◆ The problem
Present the entries below as a Markdown table with the columns Row and Line, from the line containing "page-title: DESACELERA CRECIMIENTO" up to and including the last line of the entries. Give each line its own numbered row and skip blank lines.

◆ Task material
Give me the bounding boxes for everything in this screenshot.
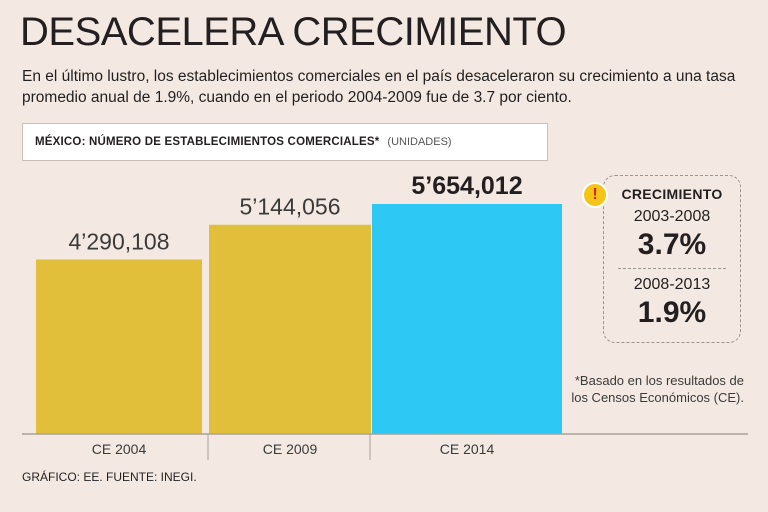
page-title: DESACELERA CRECIMIENTO (20, 10, 567, 54)
x-tick-label: CE 2009 (263, 441, 318, 457)
source-credit: GRÁFICO: EE. FUENTE: INEGI. (22, 470, 197, 484)
bar-ce-2009 (209, 224, 371, 434)
growth-value-1: 3.7% (637, 228, 707, 261)
bar-ce-2014 (372, 204, 562, 434)
growth-divider (618, 268, 726, 269)
subtitle: En el último lustro, los establecimiento… (22, 68, 736, 106)
growth-value-2: 1.9% (637, 296, 707, 329)
chart-header: MÉXICO: NÚMERO DE ESTABLECIMIENTOS COMER… (22, 123, 548, 161)
growth-box: CRECIMIENTO 2003-2008 3.7% 2008-2013 1.9… (603, 175, 741, 343)
x-tick-label: CE 2004 (92, 441, 147, 457)
growth-period-2: 2008-2013 (633, 276, 711, 293)
growth-period-1: 2003-2008 (633, 208, 711, 225)
chart-unit: (UNIDADES) (387, 136, 452, 148)
growth-title: CRECIMIENTO (621, 186, 723, 202)
footnote: *Basado en los resultados de los Censos … (571, 373, 744, 405)
bar-ce-2004 (36, 259, 202, 434)
bar-value-label: 5’144,056 (239, 194, 340, 220)
bars-group: 4’290,108 CE 2004 5’144,056 CE 2009 5’654,01… (36, 172, 562, 460)
bar-value-label: 4’290,108 (68, 228, 169, 254)
bar-value-label: 5’654,012 (411, 172, 522, 200)
x-tick-label: CE 2014 (440, 441, 495, 457)
chart-title: MÉXICO: NÚMERO DE ESTABLECIMIENTOS COMER… (35, 136, 380, 148)
exclamation-icon: ! (582, 182, 608, 208)
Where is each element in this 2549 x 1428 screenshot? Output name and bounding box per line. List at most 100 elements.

◆ Exercise answer
| Row | Line |
|---|---|
| 1 | page-title: DESACELERA CRECIMIENTO (20, 10, 567, 54) |
| 2 | x-tick-label: CE 2009 (263, 441, 318, 457) |
| 3 | source-credit: GRÁFICO: EE. FUENTE: INEGI. (22, 470, 197, 484) |
| 4 | bar-ce-2009 (209, 224, 371, 434) |
| 5 | growth-value-1: 3.7% (637, 228, 707, 261) |
| 6 | bar-ce-2014 (372, 204, 562, 434) |
| 7 | growth-divider (618, 268, 726, 269) |
| 8 | subtitle: En el último lustro, los establecimiento… (22, 68, 736, 106) |
| 9 | growth-value-2: 1.9% (637, 296, 707, 329) |
| 10 | chart-header: MÉXICO: NÚMERO DE ESTABLECIMIENTOS COMER… (22, 123, 548, 161) |
| 11 | growth-box: CRECIMIENTO 2003-2008 3.7% 2008-2013 1.9… (603, 175, 741, 343) |
| 12 | x-tick-label: CE 2004 (92, 441, 147, 457) |
| 13 | growth-period-2: 2008-2013 (633, 276, 711, 293) |
| 14 | growth-period-1: 2003-2008 (633, 208, 711, 225) |
| 15 | chart-unit: (UNIDADES) (387, 136, 452, 148) |
| 16 | growth-title: CRECIMIENTO (621, 186, 723, 202) |
| 17 | footnote: *Basado en los resultados de los Censos … (571, 373, 744, 405) |
| 18 | bar-ce-2004 (36, 259, 202, 434) |
| 19 | bar-value-label: 5’144,056 (239, 194, 340, 220) |
| 20 | bars-group: 4’290,108 CE 2004 5’144,056 CE 2009 5’654,01… (36, 172, 562, 460) |
| 21 | bar-value-label: 4’290,108 (68, 228, 169, 254) |
| 22 | bar-value-label: 5’654,012 (411, 172, 522, 200) |
| 23 | x-tick-label: CE 2014 (440, 441, 495, 457) |
| 24 | chart-title: MÉXICO: NÚMERO DE ESTABLECIMIENTOS COMER… (35, 136, 380, 148) |
| 25 | exclamation-icon: ! (582, 182, 608, 208) |
| 26 | Where is each element in this 2549 x 1428 screenshot? Output name and bounding box per line. List at most 100 elements. |